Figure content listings

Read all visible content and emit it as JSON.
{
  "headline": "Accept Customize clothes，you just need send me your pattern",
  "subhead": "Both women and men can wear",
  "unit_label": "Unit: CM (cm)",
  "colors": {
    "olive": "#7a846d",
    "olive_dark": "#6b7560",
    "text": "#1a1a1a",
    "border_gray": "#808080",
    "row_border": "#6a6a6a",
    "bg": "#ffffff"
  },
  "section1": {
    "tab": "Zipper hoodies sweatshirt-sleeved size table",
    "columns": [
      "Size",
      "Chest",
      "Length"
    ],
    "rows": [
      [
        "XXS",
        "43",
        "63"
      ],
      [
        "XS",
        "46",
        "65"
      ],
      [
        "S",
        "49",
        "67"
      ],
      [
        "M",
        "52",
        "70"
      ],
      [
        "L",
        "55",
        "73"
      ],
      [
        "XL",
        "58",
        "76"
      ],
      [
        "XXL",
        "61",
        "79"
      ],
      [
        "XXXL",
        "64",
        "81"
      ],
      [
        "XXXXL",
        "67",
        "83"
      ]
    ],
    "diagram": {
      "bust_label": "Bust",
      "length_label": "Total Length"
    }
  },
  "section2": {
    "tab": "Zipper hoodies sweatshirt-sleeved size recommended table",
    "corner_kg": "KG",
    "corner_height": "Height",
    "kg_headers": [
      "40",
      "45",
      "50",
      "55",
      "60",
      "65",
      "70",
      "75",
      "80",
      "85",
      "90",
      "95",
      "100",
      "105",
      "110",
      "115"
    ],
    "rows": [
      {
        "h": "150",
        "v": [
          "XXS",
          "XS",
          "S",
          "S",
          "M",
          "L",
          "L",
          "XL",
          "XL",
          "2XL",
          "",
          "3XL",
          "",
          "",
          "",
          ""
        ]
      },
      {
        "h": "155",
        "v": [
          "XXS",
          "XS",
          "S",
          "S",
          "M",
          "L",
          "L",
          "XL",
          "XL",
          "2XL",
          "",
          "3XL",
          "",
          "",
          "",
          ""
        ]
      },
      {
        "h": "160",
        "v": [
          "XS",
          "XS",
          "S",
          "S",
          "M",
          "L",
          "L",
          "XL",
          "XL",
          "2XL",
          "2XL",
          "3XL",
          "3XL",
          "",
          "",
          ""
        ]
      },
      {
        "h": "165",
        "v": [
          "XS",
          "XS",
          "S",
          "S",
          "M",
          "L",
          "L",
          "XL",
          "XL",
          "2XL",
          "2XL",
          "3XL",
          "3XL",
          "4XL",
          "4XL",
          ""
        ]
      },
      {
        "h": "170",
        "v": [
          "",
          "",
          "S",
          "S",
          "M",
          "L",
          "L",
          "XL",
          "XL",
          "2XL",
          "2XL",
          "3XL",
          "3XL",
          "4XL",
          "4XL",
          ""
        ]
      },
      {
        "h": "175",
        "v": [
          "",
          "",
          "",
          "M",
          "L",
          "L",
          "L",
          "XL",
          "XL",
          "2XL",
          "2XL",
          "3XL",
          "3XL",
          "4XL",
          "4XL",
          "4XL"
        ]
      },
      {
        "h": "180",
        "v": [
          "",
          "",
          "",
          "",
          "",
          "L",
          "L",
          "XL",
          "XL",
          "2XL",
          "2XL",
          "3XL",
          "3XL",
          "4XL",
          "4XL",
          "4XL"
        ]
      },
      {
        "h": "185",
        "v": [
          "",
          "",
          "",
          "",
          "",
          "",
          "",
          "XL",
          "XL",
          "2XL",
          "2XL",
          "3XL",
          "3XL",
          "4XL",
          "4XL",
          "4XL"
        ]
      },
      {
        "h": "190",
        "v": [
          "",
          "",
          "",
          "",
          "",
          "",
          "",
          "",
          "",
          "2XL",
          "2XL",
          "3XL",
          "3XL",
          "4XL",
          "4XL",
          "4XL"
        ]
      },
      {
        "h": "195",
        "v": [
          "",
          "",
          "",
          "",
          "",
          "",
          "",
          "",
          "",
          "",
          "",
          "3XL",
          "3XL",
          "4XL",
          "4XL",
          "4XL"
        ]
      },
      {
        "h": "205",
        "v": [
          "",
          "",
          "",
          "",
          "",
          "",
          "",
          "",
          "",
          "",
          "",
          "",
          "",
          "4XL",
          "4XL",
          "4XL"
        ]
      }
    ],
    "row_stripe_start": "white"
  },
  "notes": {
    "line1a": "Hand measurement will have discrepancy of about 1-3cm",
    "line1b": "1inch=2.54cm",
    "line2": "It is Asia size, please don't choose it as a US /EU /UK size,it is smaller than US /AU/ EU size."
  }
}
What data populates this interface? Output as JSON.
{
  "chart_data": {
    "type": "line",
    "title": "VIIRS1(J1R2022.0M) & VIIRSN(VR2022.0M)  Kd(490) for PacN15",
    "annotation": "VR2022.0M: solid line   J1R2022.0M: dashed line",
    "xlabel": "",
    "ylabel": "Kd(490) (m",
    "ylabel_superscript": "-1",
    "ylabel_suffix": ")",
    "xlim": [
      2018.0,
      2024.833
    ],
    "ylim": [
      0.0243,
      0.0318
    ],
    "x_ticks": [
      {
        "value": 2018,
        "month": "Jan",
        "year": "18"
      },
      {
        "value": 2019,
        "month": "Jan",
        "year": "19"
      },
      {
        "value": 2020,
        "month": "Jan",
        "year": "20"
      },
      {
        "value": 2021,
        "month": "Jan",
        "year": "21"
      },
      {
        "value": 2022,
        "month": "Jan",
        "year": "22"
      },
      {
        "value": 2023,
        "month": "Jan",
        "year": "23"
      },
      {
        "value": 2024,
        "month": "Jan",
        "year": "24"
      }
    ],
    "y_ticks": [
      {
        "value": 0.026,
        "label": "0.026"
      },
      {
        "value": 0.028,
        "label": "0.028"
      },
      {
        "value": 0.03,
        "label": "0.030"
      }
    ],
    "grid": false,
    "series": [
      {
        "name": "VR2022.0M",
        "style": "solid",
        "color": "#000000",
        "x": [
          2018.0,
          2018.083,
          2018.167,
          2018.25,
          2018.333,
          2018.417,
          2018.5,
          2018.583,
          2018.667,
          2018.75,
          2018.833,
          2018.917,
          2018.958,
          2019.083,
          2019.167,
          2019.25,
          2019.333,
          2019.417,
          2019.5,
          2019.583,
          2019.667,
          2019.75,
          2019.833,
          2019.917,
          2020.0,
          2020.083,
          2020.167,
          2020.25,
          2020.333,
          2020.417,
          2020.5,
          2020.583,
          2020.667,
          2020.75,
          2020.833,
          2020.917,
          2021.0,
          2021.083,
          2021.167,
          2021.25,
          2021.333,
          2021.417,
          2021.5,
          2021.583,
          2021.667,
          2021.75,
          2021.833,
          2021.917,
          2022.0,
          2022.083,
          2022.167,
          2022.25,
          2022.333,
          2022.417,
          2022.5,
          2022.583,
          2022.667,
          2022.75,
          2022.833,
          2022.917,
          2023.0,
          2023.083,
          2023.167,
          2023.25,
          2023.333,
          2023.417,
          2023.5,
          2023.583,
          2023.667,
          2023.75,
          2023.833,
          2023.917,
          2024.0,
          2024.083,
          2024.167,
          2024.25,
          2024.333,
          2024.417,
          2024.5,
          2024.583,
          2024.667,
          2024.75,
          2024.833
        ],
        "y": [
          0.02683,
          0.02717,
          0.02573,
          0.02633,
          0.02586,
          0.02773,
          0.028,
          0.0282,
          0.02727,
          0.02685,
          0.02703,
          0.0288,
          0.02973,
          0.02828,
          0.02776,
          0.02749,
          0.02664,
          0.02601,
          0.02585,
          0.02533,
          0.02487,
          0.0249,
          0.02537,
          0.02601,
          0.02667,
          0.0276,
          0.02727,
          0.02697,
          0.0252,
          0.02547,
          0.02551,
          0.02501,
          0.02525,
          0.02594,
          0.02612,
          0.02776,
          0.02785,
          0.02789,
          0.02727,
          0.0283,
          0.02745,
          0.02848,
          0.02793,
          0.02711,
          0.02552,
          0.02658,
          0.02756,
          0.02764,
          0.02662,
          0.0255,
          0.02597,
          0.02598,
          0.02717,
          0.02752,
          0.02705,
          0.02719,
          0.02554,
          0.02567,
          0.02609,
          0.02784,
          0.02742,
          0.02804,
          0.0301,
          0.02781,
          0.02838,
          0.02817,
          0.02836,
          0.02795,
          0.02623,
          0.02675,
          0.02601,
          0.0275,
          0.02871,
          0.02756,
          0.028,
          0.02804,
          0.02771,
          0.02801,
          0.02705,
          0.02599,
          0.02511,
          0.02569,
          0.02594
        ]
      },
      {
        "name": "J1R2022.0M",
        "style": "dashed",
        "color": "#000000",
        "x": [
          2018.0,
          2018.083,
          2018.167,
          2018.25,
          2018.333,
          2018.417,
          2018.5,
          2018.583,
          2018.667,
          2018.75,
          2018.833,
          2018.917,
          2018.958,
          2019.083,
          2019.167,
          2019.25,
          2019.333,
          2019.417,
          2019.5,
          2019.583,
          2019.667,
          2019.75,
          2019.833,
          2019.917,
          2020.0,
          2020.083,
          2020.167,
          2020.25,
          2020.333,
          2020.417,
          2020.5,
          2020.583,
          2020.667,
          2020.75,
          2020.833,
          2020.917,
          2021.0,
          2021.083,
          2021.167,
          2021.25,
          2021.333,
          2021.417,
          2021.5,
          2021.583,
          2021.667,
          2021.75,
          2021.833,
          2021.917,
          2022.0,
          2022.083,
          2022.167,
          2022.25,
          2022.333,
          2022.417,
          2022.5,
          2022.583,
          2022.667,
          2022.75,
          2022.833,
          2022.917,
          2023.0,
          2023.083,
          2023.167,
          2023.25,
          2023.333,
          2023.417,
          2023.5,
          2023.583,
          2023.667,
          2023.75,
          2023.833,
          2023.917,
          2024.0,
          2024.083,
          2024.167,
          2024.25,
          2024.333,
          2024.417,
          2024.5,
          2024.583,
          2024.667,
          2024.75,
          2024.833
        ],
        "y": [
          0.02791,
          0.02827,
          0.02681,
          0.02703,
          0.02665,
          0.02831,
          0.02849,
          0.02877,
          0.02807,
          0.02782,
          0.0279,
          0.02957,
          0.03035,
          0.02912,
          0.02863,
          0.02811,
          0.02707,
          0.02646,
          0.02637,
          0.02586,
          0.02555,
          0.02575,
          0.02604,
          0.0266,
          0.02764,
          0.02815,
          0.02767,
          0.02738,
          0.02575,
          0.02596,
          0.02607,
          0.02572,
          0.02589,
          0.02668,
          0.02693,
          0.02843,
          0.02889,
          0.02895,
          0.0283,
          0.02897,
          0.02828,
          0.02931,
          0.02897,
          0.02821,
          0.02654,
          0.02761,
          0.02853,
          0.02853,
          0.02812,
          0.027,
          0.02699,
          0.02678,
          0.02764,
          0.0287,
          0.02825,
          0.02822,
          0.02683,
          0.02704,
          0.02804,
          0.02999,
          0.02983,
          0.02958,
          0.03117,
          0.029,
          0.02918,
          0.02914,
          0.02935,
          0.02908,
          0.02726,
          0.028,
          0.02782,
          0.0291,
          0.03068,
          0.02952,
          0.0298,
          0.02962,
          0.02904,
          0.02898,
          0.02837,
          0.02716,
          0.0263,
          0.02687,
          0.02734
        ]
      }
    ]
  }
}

• DIRECTIONS FOR THIS TASK: Find all lines holding the string "value" and copy them.

• ANSWER:
        "value": 2018,
        "value": 2019,
        "value": 2020,
        "value": 2021,
        "value": 2022,
        "value": 2023,
        "value": 2024,
        "value": 0.026,
        "value": 0.028,
        "value": 0.03,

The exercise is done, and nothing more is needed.